- Work to do
Reproduce the listing below word for word, with no pictures.

## Begin Provided data

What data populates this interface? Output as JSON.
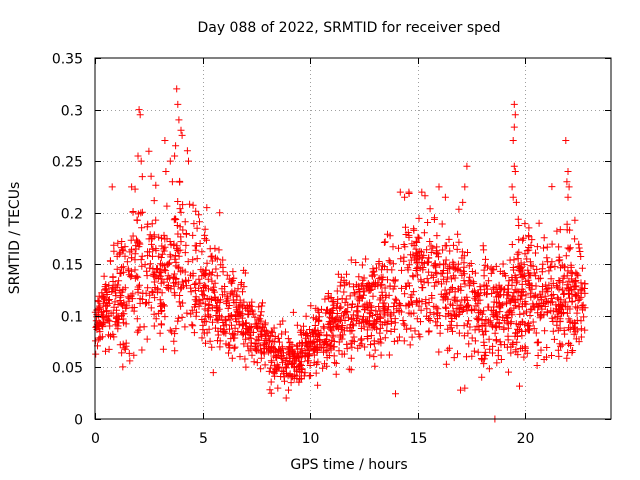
{
  "chart_data": {
    "type": "scatter",
    "title": "Day 088 of 2022, SRMTID for receiver sped",
    "xlabel": "GPS time / hours",
    "ylabel": "SRMTID / TECUs",
    "xlim": [
      0,
      24
    ],
    "ylim": [
      0,
      0.35
    ],
    "xticks": [
      0,
      5,
      10,
      15,
      20
    ],
    "xtick_labels": [
      "0",
      "5",
      "10",
      "15",
      "20"
    ],
    "yticks": [
      0,
      0.05,
      0.1,
      0.15,
      0.2,
      0.25,
      0.3,
      0.35
    ],
    "ytick_labels": [
      "0",
      "0.05",
      "0.1",
      "0.15",
      "0.2",
      "0.25",
      "0.3",
      "0.35"
    ],
    "grid": true,
    "marker": "+",
    "color": "#ff0000",
    "series": [
      {
        "name": "SRMTID",
        "profile_x": [
          0,
          0.5,
          1,
          1.5,
          2,
          2.5,
          3,
          3.5,
          4,
          4.5,
          5,
          5.5,
          6,
          6.5,
          7,
          7.5,
          8,
          8.5,
          9,
          9.5,
          10,
          10.5,
          11,
          11.5,
          12,
          12.5,
          13,
          13.5,
          14,
          14.5,
          15,
          15.5,
          16,
          16.5,
          17,
          17.5,
          18,
          18.5,
          19,
          19.5,
          20,
          20.5,
          21,
          21.5,
          22,
          22.5,
          22.8
        ],
        "profile_y": [
          0.09,
          0.11,
          0.115,
          0.12,
          0.14,
          0.14,
          0.13,
          0.14,
          0.16,
          0.14,
          0.13,
          0.12,
          0.11,
          0.1,
          0.095,
          0.085,
          0.07,
          0.06,
          0.055,
          0.06,
          0.07,
          0.08,
          0.09,
          0.095,
          0.1,
          0.105,
          0.11,
          0.115,
          0.12,
          0.13,
          0.14,
          0.14,
          0.13,
          0.125,
          0.12,
          0.115,
          0.11,
          0.1,
          0.1,
          0.11,
          0.12,
          0.125,
          0.12,
          0.115,
          0.12,
          0.12,
          0.11
        ],
        "profile_spread": [
          0.015,
          0.02,
          0.03,
          0.035,
          0.04,
          0.04,
          0.04,
          0.04,
          0.04,
          0.035,
          0.03,
          0.028,
          0.025,
          0.022,
          0.02,
          0.018,
          0.015,
          0.015,
          0.015,
          0.015,
          0.018,
          0.02,
          0.022,
          0.024,
          0.025,
          0.025,
          0.027,
          0.03,
          0.035,
          0.035,
          0.035,
          0.035,
          0.033,
          0.03,
          0.03,
          0.03,
          0.03,
          0.03,
          0.03,
          0.035,
          0.035,
          0.035,
          0.035,
          0.035,
          0.035,
          0.035,
          0.025
        ],
        "count": 2200,
        "highlights": [
          {
            "x": 2.05,
            "y": 0.3
          },
          {
            "x": 2.1,
            "y": 0.295
          },
          {
            "x": 2.0,
            "y": 0.255
          },
          {
            "x": 2.15,
            "y": 0.25
          },
          {
            "x": 2.2,
            "y": 0.235
          },
          {
            "x": 1.7,
            "y": 0.225
          },
          {
            "x": 0.8,
            "y": 0.225
          },
          {
            "x": 3.25,
            "y": 0.27
          },
          {
            "x": 3.3,
            "y": 0.24
          },
          {
            "x": 3.8,
            "y": 0.32
          },
          {
            "x": 3.85,
            "y": 0.305
          },
          {
            "x": 3.9,
            "y": 0.29
          },
          {
            "x": 4.0,
            "y": 0.28
          },
          {
            "x": 4.05,
            "y": 0.275
          },
          {
            "x": 3.75,
            "y": 0.265
          },
          {
            "x": 3.7,
            "y": 0.255
          },
          {
            "x": 4.3,
            "y": 0.26
          },
          {
            "x": 4.35,
            "y": 0.25
          },
          {
            "x": 3.5,
            "y": 0.25
          },
          {
            "x": 3.6,
            "y": 0.23
          },
          {
            "x": 5.2,
            "y": 0.205
          },
          {
            "x": 5.8,
            "y": 0.2
          },
          {
            "x": 14.2,
            "y": 0.22
          },
          {
            "x": 14.4,
            "y": 0.215
          },
          {
            "x": 14.6,
            "y": 0.22
          },
          {
            "x": 15.2,
            "y": 0.22
          },
          {
            "x": 16.0,
            "y": 0.225
          },
          {
            "x": 16.3,
            "y": 0.215
          },
          {
            "x": 17.3,
            "y": 0.245
          },
          {
            "x": 17.2,
            "y": 0.225
          },
          {
            "x": 17.1,
            "y": 0.21
          },
          {
            "x": 19.5,
            "y": 0.305
          },
          {
            "x": 19.55,
            "y": 0.295
          },
          {
            "x": 19.5,
            "y": 0.283
          },
          {
            "x": 19.45,
            "y": 0.27
          },
          {
            "x": 19.5,
            "y": 0.245
          },
          {
            "x": 19.55,
            "y": 0.24
          },
          {
            "x": 19.4,
            "y": 0.225
          },
          {
            "x": 19.45,
            "y": 0.215
          },
          {
            "x": 19.6,
            "y": 0.21
          },
          {
            "x": 21.9,
            "y": 0.27
          },
          {
            "x": 22.0,
            "y": 0.24
          },
          {
            "x": 21.95,
            "y": 0.23
          },
          {
            "x": 22.05,
            "y": 0.225
          },
          {
            "x": 22.0,
            "y": 0.215
          },
          {
            "x": 8.2,
            "y": 0.025
          },
          {
            "x": 9.0,
            "y": 0.028
          },
          {
            "x": 8.5,
            "y": 0.03
          },
          {
            "x": 17.0,
            "y": 0.028
          },
          {
            "x": 17.2,
            "y": 0.03
          },
          {
            "x": 18.6,
            "y": 0.0
          },
          {
            "x": 5.5,
            "y": 0.045
          },
          {
            "x": 20.0,
            "y": 0.07
          },
          {
            "x": 21.0,
            "y": 0.06
          }
        ]
      }
    ]
  }
}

## End Provided data

- Answer below
What data populates this interface? Output as JSON.
{
  "chart_data": {
    "type": "scatter",
    "title": "Day 088 of 2022, SRMTID for receiver sped",
    "xlabel": "GPS time / hours",
    "ylabel": "SRMTID / TECUs",
    "xlim": [
      0,
      24
    ],
    "ylim": [
      0,
      0.35
    ],
    "xticks": [
      0,
      5,
      10,
      15,
      20
    ],
    "xtick_labels": [
      "0",
      "5",
      "10",
      "15",
      "20"
    ],
    "yticks": [
      0,
      0.05,
      0.1,
      0.15,
      0.2,
      0.25,
      0.3,
      0.35
    ],
    "ytick_labels": [
      "0",
      "0.05",
      "0.1",
      "0.15",
      "0.2",
      "0.25",
      "0.3",
      "0.35"
    ],
    "grid": true,
    "marker": "+",
    "color": "#ff0000",
    "series": [
      {
        "name": "SRMTID",
        "profile_x": [
          0,
          0.5,
          1,
          1.5,
          2,
          2.5,
          3,
          3.5,
          4,
          4.5,
          5,
          5.5,
          6,
          6.5,
          7,
          7.5,
          8,
          8.5,
          9,
          9.5,
          10,
          10.5,
          11,
          11.5,
          12,
          12.5,
          13,
          13.5,
          14,
          14.5,
          15,
          15.5,
          16,
          16.5,
          17,
          17.5,
          18,
          18.5,
          19,
          19.5,
          20,
          20.5,
          21,
          21.5,
          22,
          22.5,
          22.8
        ],
        "profile_y": [
          0.09,
          0.11,
          0.115,
          0.12,
          0.14,
          0.14,
          0.13,
          0.14,
          0.16,
          0.14,
          0.13,
          0.12,
          0.11,
          0.1,
          0.095,
          0.085,
          0.07,
          0.06,
          0.055,
          0.06,
          0.07,
          0.08,
          0.09,
          0.095,
          0.1,
          0.105,
          0.11,
          0.115,
          0.12,
          0.13,
          0.14,
          0.14,
          0.13,
          0.125,
          0.12,
          0.115,
          0.11,
          0.1,
          0.1,
          0.11,
          0.12,
          0.125,
          0.12,
          0.115,
          0.12,
          0.12,
          0.11
        ],
        "profile_spread": [
          0.015,
          0.02,
          0.03,
          0.035,
          0.04,
          0.04,
          0.04,
          0.04,
          0.04,
          0.035,
          0.03,
          0.028,
          0.025,
          0.022,
          0.02,
          0.018,
          0.015,
          0.015,
          0.015,
          0.015,
          0.018,
          0.02,
          0.022,
          0.024,
          0.025,
          0.025,
          0.027,
          0.03,
          0.035,
          0.035,
          0.035,
          0.035,
          0.033,
          0.03,
          0.03,
          0.03,
          0.03,
          0.03,
          0.03,
          0.035,
          0.035,
          0.035,
          0.035,
          0.035,
          0.035,
          0.035,
          0.025
        ],
        "count": 2200,
        "highlights": [
          {
            "x": 2.05,
            "y": 0.3
          },
          {
            "x": 2.1,
            "y": 0.295
          },
          {
            "x": 2.0,
            "y": 0.255
          },
          {
            "x": 2.15,
            "y": 0.25
          },
          {
            "x": 2.2,
            "y": 0.235
          },
          {
            "x": 1.7,
            "y": 0.225
          },
          {
            "x": 0.8,
            "y": 0.225
          },
          {
            "x": 3.25,
            "y": 0.27
          },
          {
            "x": 3.3,
            "y": 0.24
          },
          {
            "x": 3.8,
            "y": 0.32
          },
          {
            "x": 3.85,
            "y": 0.305
          },
          {
            "x": 3.9,
            "y": 0.29
          },
          {
            "x": 4.0,
            "y": 0.28
          },
          {
            "x": 4.05,
            "y": 0.275
          },
          {
            "x": 3.75,
            "y": 0.265
          },
          {
            "x": 3.7,
            "y": 0.255
          },
          {
            "x": 4.3,
            "y": 0.26
          },
          {
            "x": 4.35,
            "y": 0.25
          },
          {
            "x": 3.5,
            "y": 0.25
          },
          {
            "x": 3.6,
            "y": 0.23
          },
          {
            "x": 5.2,
            "y": 0.205
          },
          {
            "x": 5.8,
            "y": 0.2
          },
          {
            "x": 14.2,
            "y": 0.22
          },
          {
            "x": 14.4,
            "y": 0.215
          },
          {
            "x": 14.6,
            "y": 0.22
          },
          {
            "x": 15.2,
            "y": 0.22
          },
          {
            "x": 16.0,
            "y": 0.225
          },
          {
            "x": 16.3,
            "y": 0.215
          },
          {
            "x": 17.3,
            "y": 0.245
          },
          {
            "x": 17.2,
            "y": 0.225
          },
          {
            "x": 17.1,
            "y": 0.21
          },
          {
            "x": 19.5,
            "y": 0.305
          },
          {
            "x": 19.55,
            "y": 0.295
          },
          {
            "x": 19.5,
            "y": 0.283
          },
          {
            "x": 19.45,
            "y": 0.27
          },
          {
            "x": 19.5,
            "y": 0.245
          },
          {
            "x": 19.55,
            "y": 0.24
          },
          {
            "x": 19.4,
            "y": 0.225
          },
          {
            "x": 19.45,
            "y": 0.215
          },
          {
            "x": 19.6,
            "y": 0.21
          },
          {
            "x": 21.9,
            "y": 0.27
          },
          {
            "x": 22.0,
            "y": 0.24
          },
          {
            "x": 21.95,
            "y": 0.23
          },
          {
            "x": 22.05,
            "y": 0.225
          },
          {
            "x": 22.0,
            "y": 0.215
          },
          {
            "x": 8.2,
            "y": 0.025
          },
          {
            "x": 9.0,
            "y": 0.028
          },
          {
            "x": 8.5,
            "y": 0.03
          },
          {
            "x": 17.0,
            "y": 0.028
          },
          {
            "x": 17.2,
            "y": 0.03
          },
          {
            "x": 18.6,
            "y": 0.0
          },
          {
            "x": 5.5,
            "y": 0.045
          },
          {
            "x": 20.0,
            "y": 0.07
          },
          {
            "x": 21.0,
            "y": 0.06
          }
        ]
      }
    ]
  }
}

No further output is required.